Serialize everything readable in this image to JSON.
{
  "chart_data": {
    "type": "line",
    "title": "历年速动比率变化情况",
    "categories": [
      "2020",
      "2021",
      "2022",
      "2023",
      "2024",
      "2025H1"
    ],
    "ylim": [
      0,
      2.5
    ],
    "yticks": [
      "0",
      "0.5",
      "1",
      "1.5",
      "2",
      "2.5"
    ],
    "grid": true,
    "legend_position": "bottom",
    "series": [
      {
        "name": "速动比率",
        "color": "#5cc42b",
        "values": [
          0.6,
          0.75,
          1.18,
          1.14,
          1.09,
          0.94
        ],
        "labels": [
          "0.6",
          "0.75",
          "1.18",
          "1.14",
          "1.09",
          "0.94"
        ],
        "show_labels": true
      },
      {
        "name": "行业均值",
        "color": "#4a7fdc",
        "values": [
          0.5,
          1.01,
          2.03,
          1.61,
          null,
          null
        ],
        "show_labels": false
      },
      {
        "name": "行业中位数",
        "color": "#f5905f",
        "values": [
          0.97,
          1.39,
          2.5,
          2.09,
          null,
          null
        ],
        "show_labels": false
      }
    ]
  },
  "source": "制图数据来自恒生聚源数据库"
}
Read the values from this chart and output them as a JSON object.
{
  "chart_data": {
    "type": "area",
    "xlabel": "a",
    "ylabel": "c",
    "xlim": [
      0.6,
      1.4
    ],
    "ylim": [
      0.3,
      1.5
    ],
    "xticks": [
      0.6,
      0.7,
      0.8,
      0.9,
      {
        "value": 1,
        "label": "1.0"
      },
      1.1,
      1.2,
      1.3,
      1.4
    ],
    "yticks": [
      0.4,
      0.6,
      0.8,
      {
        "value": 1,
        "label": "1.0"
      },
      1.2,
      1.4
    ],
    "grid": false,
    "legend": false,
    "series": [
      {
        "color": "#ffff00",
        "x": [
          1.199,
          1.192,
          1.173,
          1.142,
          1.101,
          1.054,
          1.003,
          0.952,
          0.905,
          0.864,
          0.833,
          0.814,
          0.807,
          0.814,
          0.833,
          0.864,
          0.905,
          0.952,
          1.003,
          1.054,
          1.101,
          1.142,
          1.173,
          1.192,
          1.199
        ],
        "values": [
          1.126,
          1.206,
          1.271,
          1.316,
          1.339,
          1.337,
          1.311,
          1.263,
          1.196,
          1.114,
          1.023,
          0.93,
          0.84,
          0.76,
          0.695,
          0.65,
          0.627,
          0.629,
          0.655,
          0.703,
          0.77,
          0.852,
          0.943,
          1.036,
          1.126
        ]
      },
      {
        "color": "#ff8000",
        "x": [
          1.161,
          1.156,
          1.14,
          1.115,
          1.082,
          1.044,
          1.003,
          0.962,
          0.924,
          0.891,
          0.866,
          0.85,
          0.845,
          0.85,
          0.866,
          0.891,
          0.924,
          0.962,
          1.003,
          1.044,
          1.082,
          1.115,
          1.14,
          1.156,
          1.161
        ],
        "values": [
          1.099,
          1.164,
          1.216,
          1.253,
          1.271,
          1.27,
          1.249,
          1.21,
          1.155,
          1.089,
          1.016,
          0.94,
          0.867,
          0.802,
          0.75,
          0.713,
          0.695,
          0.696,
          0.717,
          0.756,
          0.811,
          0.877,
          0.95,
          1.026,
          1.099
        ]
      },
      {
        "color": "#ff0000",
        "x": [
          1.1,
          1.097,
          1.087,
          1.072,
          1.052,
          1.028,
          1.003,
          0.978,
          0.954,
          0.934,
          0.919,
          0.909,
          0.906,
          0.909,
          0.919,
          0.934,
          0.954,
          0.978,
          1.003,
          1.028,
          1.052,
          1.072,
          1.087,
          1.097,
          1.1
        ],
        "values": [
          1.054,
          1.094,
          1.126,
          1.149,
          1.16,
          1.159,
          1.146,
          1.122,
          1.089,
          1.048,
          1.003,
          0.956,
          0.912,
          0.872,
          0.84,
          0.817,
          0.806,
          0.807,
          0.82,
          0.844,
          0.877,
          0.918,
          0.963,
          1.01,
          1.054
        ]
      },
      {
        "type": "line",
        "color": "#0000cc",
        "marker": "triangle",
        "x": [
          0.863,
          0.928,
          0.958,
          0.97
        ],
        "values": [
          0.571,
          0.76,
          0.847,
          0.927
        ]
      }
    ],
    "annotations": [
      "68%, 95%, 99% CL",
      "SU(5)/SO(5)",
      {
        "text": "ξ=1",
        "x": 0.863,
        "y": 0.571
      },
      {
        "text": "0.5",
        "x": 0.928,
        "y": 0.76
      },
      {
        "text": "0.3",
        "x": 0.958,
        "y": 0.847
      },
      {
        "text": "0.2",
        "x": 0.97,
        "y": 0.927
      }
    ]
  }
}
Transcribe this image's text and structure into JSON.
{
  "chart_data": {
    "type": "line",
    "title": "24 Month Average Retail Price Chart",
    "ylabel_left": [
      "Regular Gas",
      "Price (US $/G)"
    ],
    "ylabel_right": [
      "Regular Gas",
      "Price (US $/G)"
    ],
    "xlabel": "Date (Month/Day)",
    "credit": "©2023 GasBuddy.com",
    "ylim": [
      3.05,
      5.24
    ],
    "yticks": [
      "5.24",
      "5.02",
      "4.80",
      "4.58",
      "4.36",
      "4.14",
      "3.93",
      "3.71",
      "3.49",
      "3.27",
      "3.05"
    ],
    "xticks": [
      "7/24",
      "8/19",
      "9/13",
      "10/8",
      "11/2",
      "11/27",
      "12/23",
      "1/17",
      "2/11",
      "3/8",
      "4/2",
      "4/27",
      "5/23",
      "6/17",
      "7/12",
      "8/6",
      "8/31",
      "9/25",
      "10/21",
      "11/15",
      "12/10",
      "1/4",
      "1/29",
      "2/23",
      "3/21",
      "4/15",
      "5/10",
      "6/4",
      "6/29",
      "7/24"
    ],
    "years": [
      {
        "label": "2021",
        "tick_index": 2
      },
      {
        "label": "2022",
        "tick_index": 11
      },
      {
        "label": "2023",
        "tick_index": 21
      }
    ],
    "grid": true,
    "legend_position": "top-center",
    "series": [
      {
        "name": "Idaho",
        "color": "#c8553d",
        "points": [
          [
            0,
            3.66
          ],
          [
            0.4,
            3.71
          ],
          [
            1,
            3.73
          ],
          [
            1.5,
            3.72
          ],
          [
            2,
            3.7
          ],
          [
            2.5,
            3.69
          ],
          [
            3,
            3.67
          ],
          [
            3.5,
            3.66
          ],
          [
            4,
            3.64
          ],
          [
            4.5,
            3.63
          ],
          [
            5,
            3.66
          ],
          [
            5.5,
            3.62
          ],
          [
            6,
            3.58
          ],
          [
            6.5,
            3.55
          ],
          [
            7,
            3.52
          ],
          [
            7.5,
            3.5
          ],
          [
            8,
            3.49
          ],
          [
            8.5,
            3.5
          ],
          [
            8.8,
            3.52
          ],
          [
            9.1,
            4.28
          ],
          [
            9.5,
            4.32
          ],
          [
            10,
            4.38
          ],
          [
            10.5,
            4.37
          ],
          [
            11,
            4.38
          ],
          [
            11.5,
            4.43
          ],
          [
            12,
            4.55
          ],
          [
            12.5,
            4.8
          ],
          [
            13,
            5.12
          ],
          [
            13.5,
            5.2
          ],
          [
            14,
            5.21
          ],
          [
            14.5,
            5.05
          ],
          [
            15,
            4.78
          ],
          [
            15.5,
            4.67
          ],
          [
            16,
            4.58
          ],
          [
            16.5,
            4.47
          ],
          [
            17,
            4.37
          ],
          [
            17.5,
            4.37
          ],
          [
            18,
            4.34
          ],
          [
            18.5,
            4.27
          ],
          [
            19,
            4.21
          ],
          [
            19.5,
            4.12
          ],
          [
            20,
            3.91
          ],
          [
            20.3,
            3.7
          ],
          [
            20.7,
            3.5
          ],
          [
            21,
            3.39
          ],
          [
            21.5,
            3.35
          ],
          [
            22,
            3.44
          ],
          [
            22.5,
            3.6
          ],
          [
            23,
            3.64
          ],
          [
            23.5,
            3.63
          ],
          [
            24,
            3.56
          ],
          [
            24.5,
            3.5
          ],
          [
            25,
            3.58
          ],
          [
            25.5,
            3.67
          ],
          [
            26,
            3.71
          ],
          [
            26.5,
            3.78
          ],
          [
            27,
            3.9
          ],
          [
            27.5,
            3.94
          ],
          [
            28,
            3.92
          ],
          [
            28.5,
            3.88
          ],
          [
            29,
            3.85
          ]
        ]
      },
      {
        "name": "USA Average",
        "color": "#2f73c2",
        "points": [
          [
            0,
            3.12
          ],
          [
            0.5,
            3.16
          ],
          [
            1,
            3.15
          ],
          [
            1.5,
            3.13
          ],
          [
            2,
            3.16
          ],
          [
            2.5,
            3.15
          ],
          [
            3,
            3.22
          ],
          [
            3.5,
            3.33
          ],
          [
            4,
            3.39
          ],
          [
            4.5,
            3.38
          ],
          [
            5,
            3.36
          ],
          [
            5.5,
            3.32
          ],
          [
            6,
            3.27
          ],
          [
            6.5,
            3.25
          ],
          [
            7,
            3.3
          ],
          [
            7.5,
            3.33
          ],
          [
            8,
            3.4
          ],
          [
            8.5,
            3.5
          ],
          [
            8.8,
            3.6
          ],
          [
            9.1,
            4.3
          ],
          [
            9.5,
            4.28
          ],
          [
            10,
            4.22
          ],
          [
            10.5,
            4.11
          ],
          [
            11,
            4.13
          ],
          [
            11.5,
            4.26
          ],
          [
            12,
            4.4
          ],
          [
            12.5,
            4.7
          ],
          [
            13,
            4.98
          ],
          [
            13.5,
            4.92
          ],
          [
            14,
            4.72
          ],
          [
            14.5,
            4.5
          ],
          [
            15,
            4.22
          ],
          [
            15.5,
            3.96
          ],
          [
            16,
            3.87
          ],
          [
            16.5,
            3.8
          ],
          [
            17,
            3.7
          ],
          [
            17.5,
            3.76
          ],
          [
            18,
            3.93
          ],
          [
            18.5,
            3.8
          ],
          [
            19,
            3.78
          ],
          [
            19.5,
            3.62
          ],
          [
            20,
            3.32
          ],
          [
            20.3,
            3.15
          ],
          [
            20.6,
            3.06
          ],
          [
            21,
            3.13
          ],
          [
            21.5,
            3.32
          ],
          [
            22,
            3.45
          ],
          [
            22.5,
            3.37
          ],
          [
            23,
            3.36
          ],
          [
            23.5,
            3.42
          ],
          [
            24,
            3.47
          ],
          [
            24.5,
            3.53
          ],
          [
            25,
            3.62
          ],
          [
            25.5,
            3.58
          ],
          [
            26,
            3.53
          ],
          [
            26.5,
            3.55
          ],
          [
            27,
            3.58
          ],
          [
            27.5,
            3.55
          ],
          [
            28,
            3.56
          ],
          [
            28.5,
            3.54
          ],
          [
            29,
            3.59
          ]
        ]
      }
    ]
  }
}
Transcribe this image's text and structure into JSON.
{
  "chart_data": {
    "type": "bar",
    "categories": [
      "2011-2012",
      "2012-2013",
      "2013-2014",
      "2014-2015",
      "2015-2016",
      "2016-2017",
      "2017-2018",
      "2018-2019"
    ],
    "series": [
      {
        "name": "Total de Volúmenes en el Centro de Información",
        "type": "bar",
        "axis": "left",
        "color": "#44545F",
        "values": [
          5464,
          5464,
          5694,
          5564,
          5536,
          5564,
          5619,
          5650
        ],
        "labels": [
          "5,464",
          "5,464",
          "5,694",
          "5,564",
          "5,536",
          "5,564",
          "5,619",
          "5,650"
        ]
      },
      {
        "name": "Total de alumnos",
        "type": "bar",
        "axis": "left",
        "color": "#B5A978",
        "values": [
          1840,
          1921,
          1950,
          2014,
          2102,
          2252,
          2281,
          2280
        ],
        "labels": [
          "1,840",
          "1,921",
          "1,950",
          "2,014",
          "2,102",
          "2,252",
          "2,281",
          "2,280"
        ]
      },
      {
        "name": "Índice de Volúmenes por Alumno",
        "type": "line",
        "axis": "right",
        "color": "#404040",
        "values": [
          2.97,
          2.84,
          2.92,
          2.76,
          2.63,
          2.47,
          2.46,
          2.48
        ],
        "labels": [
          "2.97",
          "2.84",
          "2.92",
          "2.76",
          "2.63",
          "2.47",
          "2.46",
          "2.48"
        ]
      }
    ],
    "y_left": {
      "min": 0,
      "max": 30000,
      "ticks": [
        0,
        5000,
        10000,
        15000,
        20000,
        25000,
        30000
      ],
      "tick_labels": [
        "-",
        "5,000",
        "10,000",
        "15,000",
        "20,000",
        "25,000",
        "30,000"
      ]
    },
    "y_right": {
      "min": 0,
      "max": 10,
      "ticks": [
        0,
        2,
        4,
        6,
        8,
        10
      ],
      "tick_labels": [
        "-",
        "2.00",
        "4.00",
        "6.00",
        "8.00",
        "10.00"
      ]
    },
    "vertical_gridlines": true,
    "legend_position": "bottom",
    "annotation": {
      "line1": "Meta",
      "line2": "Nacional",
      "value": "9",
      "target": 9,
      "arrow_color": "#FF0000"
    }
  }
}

**DO THIS**
Review the material and copy each line in which the word "title" appears.

**ANSWER**
    "title": "历年速动比率变化情况",
    "title": "24 Month Average Retail Price Chart",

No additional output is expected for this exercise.